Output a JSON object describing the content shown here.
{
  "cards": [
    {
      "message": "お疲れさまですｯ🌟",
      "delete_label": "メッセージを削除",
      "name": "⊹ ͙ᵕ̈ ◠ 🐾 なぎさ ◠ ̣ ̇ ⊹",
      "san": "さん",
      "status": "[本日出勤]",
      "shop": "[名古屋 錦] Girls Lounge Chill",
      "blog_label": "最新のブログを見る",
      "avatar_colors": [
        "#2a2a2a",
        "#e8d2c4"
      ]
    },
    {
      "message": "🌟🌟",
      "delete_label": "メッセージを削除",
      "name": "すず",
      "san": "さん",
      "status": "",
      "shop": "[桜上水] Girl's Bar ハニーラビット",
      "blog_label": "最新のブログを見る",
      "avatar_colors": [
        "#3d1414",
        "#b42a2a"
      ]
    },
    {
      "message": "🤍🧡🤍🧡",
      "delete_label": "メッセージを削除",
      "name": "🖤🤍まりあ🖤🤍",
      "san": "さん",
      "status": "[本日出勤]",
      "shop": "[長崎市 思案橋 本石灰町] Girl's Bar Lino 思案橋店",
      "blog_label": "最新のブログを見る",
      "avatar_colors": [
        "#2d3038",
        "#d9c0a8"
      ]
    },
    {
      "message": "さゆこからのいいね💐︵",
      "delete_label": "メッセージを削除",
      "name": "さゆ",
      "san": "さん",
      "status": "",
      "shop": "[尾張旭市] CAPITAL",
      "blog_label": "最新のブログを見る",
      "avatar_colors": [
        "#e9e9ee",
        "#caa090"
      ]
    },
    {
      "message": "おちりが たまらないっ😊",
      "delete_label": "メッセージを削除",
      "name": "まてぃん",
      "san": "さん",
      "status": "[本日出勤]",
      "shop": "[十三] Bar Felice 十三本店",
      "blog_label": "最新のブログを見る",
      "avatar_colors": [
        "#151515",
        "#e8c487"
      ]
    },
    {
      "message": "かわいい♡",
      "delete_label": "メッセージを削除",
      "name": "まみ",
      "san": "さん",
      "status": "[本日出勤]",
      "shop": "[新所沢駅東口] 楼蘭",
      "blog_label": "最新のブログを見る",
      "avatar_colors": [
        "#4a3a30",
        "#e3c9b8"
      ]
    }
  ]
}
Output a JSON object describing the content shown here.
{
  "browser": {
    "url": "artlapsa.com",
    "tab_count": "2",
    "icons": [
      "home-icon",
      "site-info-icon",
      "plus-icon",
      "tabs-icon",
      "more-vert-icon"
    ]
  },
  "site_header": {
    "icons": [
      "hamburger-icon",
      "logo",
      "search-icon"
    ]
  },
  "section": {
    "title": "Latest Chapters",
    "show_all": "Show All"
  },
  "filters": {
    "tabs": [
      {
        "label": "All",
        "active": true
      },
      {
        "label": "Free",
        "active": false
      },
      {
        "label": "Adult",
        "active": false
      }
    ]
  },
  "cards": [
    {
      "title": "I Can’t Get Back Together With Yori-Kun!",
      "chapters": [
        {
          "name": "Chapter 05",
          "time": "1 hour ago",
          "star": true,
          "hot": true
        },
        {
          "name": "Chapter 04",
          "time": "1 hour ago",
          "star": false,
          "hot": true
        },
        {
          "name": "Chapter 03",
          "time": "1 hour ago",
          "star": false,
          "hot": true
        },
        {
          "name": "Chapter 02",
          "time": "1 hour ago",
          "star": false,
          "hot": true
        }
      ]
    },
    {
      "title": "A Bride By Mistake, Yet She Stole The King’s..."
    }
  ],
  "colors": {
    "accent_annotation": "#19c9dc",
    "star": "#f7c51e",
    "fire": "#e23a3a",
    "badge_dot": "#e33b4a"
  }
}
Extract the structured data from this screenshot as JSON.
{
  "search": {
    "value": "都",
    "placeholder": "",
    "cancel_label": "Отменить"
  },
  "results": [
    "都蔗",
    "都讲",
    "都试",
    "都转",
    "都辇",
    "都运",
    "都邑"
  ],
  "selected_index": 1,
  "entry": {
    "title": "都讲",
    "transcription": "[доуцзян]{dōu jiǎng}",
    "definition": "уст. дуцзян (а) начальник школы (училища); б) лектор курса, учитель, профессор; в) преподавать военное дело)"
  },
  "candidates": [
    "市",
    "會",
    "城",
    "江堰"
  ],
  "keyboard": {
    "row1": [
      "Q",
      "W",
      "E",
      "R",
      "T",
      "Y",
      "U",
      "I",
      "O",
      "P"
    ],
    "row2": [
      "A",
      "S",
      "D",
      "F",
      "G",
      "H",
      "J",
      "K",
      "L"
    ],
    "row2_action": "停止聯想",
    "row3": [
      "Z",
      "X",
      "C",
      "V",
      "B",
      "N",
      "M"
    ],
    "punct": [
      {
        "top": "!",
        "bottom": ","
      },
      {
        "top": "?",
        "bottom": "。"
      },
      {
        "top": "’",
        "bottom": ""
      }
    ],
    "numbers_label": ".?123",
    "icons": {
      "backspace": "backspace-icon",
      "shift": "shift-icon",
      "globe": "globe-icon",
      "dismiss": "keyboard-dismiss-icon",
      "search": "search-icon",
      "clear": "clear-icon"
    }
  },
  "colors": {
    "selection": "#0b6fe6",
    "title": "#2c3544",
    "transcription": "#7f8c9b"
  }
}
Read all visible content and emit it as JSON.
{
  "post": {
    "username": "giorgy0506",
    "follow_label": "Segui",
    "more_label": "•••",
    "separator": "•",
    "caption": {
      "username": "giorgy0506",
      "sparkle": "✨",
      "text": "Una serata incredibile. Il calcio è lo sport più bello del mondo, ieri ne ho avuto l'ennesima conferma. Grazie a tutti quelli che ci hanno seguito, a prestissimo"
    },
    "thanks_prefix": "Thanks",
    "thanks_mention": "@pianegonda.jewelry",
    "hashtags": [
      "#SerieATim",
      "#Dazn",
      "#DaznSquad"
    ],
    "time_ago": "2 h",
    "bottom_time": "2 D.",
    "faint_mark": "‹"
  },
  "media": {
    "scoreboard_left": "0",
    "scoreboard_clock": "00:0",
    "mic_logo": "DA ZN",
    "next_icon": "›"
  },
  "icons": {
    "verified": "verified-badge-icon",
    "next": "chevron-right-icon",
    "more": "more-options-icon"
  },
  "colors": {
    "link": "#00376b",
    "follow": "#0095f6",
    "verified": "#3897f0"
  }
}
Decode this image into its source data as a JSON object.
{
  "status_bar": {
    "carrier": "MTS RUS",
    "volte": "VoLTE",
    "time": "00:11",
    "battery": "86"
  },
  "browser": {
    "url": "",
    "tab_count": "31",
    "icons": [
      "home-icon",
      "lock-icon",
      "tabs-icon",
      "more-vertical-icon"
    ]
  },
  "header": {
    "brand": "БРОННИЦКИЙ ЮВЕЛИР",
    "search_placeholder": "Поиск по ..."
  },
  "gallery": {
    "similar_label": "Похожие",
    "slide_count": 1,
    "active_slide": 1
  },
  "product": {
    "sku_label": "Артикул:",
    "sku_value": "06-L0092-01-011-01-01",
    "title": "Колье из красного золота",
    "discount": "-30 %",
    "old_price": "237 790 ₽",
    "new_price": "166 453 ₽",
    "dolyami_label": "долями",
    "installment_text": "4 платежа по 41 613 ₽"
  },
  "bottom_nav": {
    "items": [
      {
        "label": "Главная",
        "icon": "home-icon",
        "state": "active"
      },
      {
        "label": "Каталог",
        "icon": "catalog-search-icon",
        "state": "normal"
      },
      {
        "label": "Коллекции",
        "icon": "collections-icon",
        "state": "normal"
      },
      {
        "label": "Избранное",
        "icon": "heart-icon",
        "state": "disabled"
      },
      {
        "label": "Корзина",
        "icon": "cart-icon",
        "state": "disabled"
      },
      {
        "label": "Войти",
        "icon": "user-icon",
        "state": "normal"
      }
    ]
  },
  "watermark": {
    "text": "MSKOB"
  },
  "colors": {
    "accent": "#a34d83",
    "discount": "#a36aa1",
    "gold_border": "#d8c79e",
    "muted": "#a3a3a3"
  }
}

• _Short exercise_:
Beginning with the line that contains "Decode this image", repeat every line through the end of the records and nothing more.

• _Expected answer_:
Decode this image into its source data as a JSON object.
{
  "status_bar": {
    "carrier": "MTS RUS",
    "volte": "VoLTE",
    "time": "00:11",
    "battery": "86"
  },
  "browser": {
    "url": "",
    "tab_count": "31",
    "icons": [
      "home-icon",
      "lock-icon",
      "tabs-icon",
      "more-vertical-icon"
    ]
  },
  "header": {
    "brand": "БРОННИЦКИЙ ЮВЕЛИР",
    "search_placeholder": "Поиск по ..."
  },
  "gallery": {
    "similar_label": "Похожие",
    "slide_count": 1,
    "active_slide": 1
  },
  "product": {
    "sku_label": "Артикул:",
    "sku_value": "06-L0092-01-011-01-01",
    "title": "Колье из красного золота",
    "discount": "-30 %",
    "old_price": "237 790 ₽",
    "new_price": "166 453 ₽",
    "dolyami_label": "долями",
    "installment_text": "4 платежа по 41 613 ₽"
  },
  "bottom_nav": {
    "items": [
      {
        "label": "Главная",
        "icon": "home-icon",
        "state": "active"
      },
      {
        "label": "Каталог",
        "icon": "catalog-search-icon",
        "state": "normal"
      },
      {
        "label": "Коллекции",
        "icon": "collections-icon",
        "state": "normal"
      },
      {
        "label": "Избранное",
        "icon": "heart-icon",
        "state": "disabled"
      },
      {
        "label": "Корзина",
        "icon": "cart-icon",
        "state": "disabled"
      },
      {
        "label": "Войти",
        "icon": "user-icon",
        "state": "normal"
      }
    ]
  },
  "watermark": {
    "text": "MSKOB"
  },
  "colors": {
    "accent": "#a34d83",
    "discount": "#a36aa1",
    "gold_border": "#d8c79e",
    "muted": "#a3a3a3"
  }
}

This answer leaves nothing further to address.